- _TASK REQUIREMENTS_
I would like each line of the data that holds the word "prorrogação" copied out.

◇ ◇ ◇

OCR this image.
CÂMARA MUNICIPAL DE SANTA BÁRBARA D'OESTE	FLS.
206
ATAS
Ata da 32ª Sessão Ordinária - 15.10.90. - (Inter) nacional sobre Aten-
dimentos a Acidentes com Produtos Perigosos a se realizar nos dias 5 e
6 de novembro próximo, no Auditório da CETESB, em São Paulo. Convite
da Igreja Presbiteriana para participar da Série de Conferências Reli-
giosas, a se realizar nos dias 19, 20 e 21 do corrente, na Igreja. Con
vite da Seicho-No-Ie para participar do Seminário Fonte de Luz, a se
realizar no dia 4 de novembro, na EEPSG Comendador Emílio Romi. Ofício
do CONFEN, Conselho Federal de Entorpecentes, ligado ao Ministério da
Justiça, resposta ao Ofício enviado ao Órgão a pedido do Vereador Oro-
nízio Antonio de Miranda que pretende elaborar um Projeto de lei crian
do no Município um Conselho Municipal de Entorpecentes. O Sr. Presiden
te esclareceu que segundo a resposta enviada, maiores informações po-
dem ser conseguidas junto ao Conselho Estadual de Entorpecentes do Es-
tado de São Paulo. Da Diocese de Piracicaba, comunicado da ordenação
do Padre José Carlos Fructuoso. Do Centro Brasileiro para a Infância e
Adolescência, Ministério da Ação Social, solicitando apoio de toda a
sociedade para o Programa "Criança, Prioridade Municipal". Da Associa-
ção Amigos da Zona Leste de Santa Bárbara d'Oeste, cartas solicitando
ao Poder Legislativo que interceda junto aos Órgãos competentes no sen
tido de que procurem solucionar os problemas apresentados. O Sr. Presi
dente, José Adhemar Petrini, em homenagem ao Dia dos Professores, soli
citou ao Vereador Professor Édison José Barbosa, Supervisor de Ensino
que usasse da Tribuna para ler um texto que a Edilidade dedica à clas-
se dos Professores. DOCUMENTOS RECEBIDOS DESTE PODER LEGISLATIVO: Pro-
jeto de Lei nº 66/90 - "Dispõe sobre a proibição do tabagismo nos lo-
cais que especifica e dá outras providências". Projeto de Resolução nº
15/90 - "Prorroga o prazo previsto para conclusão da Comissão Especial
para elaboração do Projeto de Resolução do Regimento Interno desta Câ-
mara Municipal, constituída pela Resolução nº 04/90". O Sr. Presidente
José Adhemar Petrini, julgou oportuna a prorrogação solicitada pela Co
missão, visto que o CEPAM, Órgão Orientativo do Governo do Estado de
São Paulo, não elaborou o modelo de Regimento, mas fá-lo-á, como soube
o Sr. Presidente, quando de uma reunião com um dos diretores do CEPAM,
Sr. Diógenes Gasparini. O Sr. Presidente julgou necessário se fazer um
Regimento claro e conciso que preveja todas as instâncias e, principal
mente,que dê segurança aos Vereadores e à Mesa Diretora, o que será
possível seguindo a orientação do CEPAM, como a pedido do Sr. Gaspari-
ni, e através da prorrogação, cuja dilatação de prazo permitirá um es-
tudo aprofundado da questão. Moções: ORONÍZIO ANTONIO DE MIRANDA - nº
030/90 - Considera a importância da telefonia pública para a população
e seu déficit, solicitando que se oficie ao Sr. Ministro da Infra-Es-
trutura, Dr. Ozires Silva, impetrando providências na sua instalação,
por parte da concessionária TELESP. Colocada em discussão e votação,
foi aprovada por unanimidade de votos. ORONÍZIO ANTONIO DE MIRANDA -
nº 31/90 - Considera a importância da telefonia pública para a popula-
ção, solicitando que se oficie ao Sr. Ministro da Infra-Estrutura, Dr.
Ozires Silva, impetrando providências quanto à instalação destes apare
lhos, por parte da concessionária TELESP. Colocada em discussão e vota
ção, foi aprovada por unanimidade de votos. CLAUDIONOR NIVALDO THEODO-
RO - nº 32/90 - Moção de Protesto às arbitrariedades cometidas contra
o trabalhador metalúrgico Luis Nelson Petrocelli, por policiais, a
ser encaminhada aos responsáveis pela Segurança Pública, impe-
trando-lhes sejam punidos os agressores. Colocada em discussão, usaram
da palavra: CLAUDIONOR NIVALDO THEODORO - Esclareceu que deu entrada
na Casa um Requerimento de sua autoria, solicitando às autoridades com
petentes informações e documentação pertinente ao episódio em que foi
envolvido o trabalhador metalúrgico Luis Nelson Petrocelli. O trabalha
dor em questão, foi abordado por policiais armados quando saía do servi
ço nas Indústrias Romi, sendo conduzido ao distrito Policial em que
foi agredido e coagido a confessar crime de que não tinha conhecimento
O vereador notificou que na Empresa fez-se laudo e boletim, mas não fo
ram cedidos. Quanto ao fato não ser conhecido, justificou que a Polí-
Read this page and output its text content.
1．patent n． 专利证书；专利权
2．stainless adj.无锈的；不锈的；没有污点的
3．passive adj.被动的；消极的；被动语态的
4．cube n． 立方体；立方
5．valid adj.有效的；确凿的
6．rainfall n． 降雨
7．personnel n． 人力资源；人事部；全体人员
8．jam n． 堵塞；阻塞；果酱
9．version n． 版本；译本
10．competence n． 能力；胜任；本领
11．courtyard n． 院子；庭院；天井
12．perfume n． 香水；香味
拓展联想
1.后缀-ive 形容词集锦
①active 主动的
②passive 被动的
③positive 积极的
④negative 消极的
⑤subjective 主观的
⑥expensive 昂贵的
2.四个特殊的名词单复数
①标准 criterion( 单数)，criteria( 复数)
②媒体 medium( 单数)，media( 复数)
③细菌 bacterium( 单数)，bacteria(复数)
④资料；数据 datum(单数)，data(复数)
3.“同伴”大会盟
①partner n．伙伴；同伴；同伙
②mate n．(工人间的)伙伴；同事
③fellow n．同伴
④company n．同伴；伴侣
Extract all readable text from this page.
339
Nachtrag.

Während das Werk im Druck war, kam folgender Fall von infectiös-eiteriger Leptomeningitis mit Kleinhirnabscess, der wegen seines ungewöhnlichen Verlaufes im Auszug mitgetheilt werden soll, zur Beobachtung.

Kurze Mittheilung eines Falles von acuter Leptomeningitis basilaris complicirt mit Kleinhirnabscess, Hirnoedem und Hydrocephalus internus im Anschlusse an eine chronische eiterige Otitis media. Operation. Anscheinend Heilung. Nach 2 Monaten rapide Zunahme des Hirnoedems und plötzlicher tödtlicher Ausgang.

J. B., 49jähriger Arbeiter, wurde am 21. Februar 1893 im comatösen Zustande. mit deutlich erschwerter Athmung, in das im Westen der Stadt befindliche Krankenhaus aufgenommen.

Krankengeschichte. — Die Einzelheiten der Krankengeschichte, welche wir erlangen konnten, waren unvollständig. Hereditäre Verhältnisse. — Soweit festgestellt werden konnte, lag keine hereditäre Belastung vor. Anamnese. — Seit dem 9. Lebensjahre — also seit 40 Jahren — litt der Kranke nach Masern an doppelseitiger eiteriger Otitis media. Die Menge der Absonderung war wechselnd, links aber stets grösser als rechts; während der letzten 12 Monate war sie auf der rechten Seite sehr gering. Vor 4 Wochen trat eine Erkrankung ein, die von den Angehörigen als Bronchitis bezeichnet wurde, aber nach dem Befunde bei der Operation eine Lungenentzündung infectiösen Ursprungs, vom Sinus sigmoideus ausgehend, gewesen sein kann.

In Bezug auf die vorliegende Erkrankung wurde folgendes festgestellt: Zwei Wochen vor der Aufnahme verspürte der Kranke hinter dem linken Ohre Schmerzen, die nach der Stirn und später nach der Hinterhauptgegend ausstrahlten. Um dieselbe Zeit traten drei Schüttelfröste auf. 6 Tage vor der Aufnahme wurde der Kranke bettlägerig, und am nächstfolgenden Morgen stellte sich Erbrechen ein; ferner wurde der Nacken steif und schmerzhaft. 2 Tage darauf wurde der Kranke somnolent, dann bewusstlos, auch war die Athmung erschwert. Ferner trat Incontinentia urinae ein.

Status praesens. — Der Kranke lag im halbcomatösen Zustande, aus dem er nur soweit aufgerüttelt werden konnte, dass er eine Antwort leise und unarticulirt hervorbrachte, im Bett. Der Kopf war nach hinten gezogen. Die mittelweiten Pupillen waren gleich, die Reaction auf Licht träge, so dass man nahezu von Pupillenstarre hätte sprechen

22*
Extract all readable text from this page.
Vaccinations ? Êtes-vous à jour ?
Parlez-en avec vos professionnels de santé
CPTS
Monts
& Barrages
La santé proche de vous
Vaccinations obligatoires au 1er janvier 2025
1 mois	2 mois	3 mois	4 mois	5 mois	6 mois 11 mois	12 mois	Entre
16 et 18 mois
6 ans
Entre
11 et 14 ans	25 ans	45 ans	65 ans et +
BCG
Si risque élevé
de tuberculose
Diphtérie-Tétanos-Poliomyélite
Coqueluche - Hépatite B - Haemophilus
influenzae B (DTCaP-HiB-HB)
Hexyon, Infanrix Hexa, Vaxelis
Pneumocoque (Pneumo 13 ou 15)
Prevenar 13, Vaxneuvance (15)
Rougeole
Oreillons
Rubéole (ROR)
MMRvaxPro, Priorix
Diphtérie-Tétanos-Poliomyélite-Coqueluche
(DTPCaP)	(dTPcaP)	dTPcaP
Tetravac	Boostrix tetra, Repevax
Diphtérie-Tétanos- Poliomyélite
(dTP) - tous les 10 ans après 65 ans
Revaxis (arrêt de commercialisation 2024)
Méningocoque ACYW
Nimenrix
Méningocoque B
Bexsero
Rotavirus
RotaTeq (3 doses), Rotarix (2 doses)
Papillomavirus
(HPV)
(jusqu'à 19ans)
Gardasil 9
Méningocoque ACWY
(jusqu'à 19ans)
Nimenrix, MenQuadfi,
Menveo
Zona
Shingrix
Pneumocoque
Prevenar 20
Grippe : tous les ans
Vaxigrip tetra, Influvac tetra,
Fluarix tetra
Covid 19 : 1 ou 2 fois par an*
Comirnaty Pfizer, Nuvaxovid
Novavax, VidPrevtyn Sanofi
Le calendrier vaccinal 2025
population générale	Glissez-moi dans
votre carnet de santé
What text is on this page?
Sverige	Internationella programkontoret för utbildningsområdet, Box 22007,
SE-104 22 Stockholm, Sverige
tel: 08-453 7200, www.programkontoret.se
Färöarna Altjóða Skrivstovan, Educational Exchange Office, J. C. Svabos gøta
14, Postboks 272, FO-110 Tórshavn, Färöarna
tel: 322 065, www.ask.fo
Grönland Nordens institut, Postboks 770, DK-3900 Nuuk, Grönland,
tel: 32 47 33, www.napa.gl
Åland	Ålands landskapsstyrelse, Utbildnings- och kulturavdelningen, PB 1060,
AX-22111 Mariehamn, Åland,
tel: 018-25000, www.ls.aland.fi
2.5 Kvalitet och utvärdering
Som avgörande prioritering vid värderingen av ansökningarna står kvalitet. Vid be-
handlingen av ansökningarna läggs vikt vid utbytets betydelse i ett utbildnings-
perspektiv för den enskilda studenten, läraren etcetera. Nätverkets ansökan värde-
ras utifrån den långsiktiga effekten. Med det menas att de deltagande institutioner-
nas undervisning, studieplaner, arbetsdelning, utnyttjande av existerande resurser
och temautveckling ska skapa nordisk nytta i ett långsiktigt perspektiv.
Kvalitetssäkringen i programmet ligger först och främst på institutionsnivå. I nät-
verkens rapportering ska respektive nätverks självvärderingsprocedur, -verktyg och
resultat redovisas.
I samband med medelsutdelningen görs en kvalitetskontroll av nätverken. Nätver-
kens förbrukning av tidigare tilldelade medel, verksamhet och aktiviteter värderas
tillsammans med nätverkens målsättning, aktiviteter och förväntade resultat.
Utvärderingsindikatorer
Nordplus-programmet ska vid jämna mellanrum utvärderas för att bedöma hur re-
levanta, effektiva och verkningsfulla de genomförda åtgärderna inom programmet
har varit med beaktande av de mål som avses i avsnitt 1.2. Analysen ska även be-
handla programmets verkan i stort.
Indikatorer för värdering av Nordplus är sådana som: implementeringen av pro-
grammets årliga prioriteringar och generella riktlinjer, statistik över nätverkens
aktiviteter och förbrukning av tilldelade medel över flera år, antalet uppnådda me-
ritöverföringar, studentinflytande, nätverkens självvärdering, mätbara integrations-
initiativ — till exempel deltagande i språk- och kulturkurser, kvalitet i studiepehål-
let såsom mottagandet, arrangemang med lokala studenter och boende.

◇ ◇ ◇

- _RESULT FOR THIS EXERCISE_
José Adhemar Petrini, julgou oportuna a prorrogação solicitada pela Co
ni, e através da prorrogação, cuja dilatação de prazo permitirá um es-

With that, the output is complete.